### [Data provided]
=======
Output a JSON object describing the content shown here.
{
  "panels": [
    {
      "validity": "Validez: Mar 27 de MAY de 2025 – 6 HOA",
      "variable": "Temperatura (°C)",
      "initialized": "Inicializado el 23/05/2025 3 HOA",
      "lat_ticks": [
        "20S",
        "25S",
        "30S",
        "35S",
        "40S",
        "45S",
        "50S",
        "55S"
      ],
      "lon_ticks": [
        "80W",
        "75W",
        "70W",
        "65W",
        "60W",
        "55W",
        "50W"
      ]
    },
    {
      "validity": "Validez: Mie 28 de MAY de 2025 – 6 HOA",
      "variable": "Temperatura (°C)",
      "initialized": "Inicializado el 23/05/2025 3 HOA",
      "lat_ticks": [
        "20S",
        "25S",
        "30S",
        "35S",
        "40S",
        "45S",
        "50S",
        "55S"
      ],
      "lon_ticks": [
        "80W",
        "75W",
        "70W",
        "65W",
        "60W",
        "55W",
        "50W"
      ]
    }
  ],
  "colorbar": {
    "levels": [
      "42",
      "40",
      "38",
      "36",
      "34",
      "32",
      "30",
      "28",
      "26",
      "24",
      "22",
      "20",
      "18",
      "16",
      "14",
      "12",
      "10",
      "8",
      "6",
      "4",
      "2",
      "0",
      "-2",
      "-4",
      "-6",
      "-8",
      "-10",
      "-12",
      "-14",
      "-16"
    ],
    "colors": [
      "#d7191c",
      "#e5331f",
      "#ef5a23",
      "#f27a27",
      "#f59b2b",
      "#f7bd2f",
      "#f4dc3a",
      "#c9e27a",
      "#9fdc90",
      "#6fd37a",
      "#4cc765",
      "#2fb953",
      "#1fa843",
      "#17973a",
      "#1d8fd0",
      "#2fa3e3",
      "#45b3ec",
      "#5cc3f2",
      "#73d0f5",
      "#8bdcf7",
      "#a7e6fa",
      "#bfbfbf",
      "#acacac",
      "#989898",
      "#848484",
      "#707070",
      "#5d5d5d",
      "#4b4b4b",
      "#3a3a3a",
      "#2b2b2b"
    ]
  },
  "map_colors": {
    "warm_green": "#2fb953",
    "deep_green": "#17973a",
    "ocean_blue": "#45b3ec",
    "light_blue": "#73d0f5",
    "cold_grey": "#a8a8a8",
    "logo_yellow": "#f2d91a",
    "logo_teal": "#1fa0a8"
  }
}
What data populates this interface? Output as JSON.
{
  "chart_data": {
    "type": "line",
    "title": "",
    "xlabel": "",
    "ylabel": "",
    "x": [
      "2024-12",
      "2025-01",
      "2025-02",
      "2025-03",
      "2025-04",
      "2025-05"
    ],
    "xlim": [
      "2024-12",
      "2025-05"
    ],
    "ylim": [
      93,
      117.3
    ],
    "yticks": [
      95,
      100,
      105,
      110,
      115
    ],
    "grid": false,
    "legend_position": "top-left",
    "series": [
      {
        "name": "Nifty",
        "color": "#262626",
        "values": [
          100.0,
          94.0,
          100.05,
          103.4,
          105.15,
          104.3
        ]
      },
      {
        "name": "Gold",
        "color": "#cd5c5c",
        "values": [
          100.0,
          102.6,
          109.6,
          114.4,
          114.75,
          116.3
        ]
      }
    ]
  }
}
=======
### [Work instructions]
Take the entries and copy them out exactly.

### [Full response]
Output a JSON object describing the content shown here.
{
  "panels": [
    {
      "validity": "Validez: Mar 27 de MAY de 2025 – 6 HOA",
      "variable": "Temperatura (°C)",
      "initialized": "Inicializado el 23/05/2025 3 HOA",
      "lat_ticks": [
        "20S",
        "25S",
        "30S",
        "35S",
        "40S",
        "45S",
        "50S",
        "55S"
      ],
      "lon_ticks": [
        "80W",
        "75W",
        "70W",
        "65W",
        "60W",
        "55W",
        "50W"
      ]
    },
    {
      "validity": "Validez: Mie 28 de MAY de 2025 – 6 HOA",
      "variable": "Temperatura (°C)",
      "initialized": "Inicializado el 23/05/2025 3 HOA",
      "lat_ticks": [
        "20S",
        "25S",
        "30S",
        "35S",
        "40S",
        "45S",
        "50S",
        "55S"
      ],
      "lon_ticks": [
        "80W",
        "75W",
        "70W",
        "65W",
        "60W",
        "55W",
        "50W"
      ]
    }
  ],
  "colorbar": {
    "levels": [
      "42",
      "40",
      "38",
      "36",
      "34",
      "32",
      "30",
      "28",
      "26",
      "24",
      "22",
      "20",
      "18",
      "16",
      "14",
      "12",
      "10",
      "8",
      "6",
      "4",
      "2",
      "0",
      "-2",
      "-4",
      "-6",
      "-8",
      "-10",
      "-12",
      "-14",
      "-16"
    ],
    "colors": [
      "#d7191c",
      "#e5331f",
      "#ef5a23",
      "#f27a27",
      "#f59b2b",
      "#f7bd2f",
      "#f4dc3a",
      "#c9e27a",
      "#9fdc90",
      "#6fd37a",
      "#4cc765",
      "#2fb953",
      "#1fa843",
      "#17973a",
      "#1d8fd0",
      "#2fa3e3",
      "#45b3ec",
      "#5cc3f2",
      "#73d0f5",
      "#8bdcf7",
      "#a7e6fa",
      "#bfbfbf",
      "#acacac",
      "#989898",
      "#848484",
      "#707070",
      "#5d5d5d",
      "#4b4b4b",
      "#3a3a3a",
      "#2b2b2b"
    ]
  },
  "map_colors": {
    "warm_green": "#2fb953",
    "deep_green": "#17973a",
    "ocean_blue": "#45b3ec",
    "light_blue": "#73d0f5",
    "cold_grey": "#a8a8a8",
    "logo_yellow": "#f2d91a",
    "logo_teal": "#1fa0a8"
  }
}
What data populates this interface? Output as JSON.
{
  "chart_data": {
    "type": "line",
    "title": "",
    "xlabel": "",
    "ylabel": "",
    "x": [
      "2024-12",
      "2025-01",
      "2025-02",
      "2025-03",
      "2025-04",
      "2025-05"
    ],
    "xlim": [
      "2024-12",
      "2025-05"
    ],
    "ylim": [
      93,
      117.3
    ],
    "yticks": [
      95,
      100,
      105,
      110,
      115
    ],
    "grid": false,
    "legend_position": "top-left",
    "series": [
      {
        "name": "Nifty",
        "color": "#262626",
        "values": [
          100.0,
          94.0,
          100.05,
          103.4,
          105.15,
          104.3
        ]
      },
      {
        "name": "Gold",
        "color": "#cd5c5c",
        "values": [
          100.0,
          102.6,
          109.6,
          114.4,
          114.75,
          116.3
        ]
      }
    ]
  }
}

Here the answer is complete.